**Brief:** Retype all the entries word for word, but omit the pictures.

Stored items
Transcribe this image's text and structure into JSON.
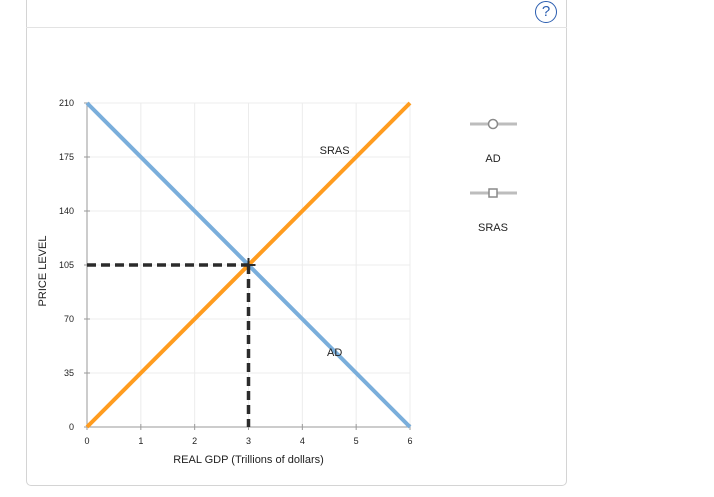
{
  "help": {
    "label": "?"
  },
  "chart_data": {
    "type": "line",
    "xlabel": "REAL GDP (Trillions of dollars)",
    "ylabel": "PRICE LEVEL",
    "xlim": [
      0,
      6
    ],
    "ylim": [
      0,
      210
    ],
    "x_ticks": [
      0,
      1,
      2,
      3,
      4,
      5,
      6
    ],
    "y_ticks": [
      0,
      35,
      70,
      105,
      140,
      175,
      210
    ],
    "grid": true,
    "series": [
      {
        "name": "AD",
        "color": "#7aaedb",
        "points": [
          [
            0,
            210
          ],
          [
            6,
            0
          ]
        ]
      },
      {
        "name": "SRAS",
        "color": "#ff9c1f",
        "points": [
          [
            0,
            0
          ],
          [
            6,
            210
          ]
        ]
      }
    ],
    "equilibrium": {
      "x": 3,
      "y": 105
    },
    "annotations": [
      {
        "text": "SRAS",
        "x": 4.6,
        "y": 177
      },
      {
        "text": "AD",
        "x": 4.6,
        "y": 46
      }
    ],
    "legend": {
      "placement": "right",
      "items": [
        {
          "label": "AD",
          "marker": "circle"
        },
        {
          "label": "SRAS",
          "marker": "square"
        }
      ]
    }
  }
}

**Exercise answer:**
Transcribe this image's text and structure into JSON.
{
  "help": {
    "label": "?"
  },
  "chart_data": {
    "type": "line",
    "xlabel": "REAL GDP (Trillions of dollars)",
    "ylabel": "PRICE LEVEL",
    "xlim": [
      0,
      6
    ],
    "ylim": [
      0,
      210
    ],
    "x_ticks": [
      0,
      1,
      2,
      3,
      4,
      5,
      6
    ],
    "y_ticks": [
      0,
      35,
      70,
      105,
      140,
      175,
      210
    ],
    "grid": true,
    "series": [
      {
        "name": "AD",
        "color": "#7aaedb",
        "points": [
          [
            0,
            210
          ],
          [
            6,
            0
          ]
        ]
      },
      {
        "name": "SRAS",
        "color": "#ff9c1f",
        "points": [
          [
            0,
            0
          ],
          [
            6,
            210
          ]
        ]
      }
    ],
    "equilibrium": {
      "x": 3,
      "y": 105
    },
    "annotations": [
      {
        "text": "SRAS",
        "x": 4.6,
        "y": 177
      },
      {
        "text": "AD",
        "x": 4.6,
        "y": 46
      }
    ],
    "legend": {
      "placement": "right",
      "items": [
        {
          "label": "AD",
          "marker": "circle"
        },
        {
          "label": "SRAS",
          "marker": "square"
        }
      ]
    }
  }
}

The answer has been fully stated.